■ What is asked:
Exactly reproduce each line of the listing that follows.

[Dataset entries on figures]

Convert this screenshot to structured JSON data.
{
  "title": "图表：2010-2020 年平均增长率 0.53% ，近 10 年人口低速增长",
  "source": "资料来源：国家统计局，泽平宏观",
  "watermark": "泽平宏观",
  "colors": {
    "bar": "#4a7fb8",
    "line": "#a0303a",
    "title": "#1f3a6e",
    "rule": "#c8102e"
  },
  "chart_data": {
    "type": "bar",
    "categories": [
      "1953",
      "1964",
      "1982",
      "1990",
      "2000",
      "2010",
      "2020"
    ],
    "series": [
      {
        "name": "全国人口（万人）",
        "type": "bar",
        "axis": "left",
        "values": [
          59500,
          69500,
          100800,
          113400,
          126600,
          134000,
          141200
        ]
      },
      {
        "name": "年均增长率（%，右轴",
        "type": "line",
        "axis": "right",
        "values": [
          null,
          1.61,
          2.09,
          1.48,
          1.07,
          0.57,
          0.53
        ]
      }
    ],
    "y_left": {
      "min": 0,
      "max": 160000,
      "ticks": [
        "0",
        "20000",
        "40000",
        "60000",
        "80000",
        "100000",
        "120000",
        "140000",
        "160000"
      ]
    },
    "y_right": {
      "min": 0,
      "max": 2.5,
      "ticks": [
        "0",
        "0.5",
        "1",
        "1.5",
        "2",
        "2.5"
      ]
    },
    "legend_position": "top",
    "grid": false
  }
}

■ Reply to the exercise:
Convert this screenshot to structured JSON data.
{
  "title": "图表：2010-2020 年平均增长率 0.53% ，近 10 年人口低速增长",
  "source": "资料来源：国家统计局，泽平宏观",
  "watermark": "泽平宏观",
  "colors": {
    "bar": "#4a7fb8",
    "line": "#a0303a",
    "title": "#1f3a6e",
    "rule": "#c8102e"
  },
  "chart_data": {
    "type": "bar",
    "categories": [
      "1953",
      "1964",
      "1982",
      "1990",
      "2000",
      "2010",
      "2020"
    ],
    "series": [
      {
        "name": "全国人口（万人）",
        "type": "bar",
        "axis": "left",
        "values": [
          59500,
          69500,
          100800,
          113400,
          126600,
          134000,
          141200
        ]
      },
      {
        "name": "年均增长率（%，右轴",
        "type": "line",
        "axis": "right",
        "values": [
          null,
          1.61,
          2.09,
          1.48,
          1.07,
          0.57,
          0.53
        ]
      }
    ],
    "y_left": {
      "min": 0,
      "max": 160000,
      "ticks": [
        "0",
        "20000",
        "40000",
        "60000",
        "80000",
        "100000",
        "120000",
        "140000",
        "160000"
      ]
    },
    "y_right": {
      "min": 0,
      "max": 2.5,
      "ticks": [
        "0",
        "0.5",
        "1",
        "1.5",
        "2",
        "2.5"
      ]
    },
    "legend_position": "top",
    "grid": false
  }
}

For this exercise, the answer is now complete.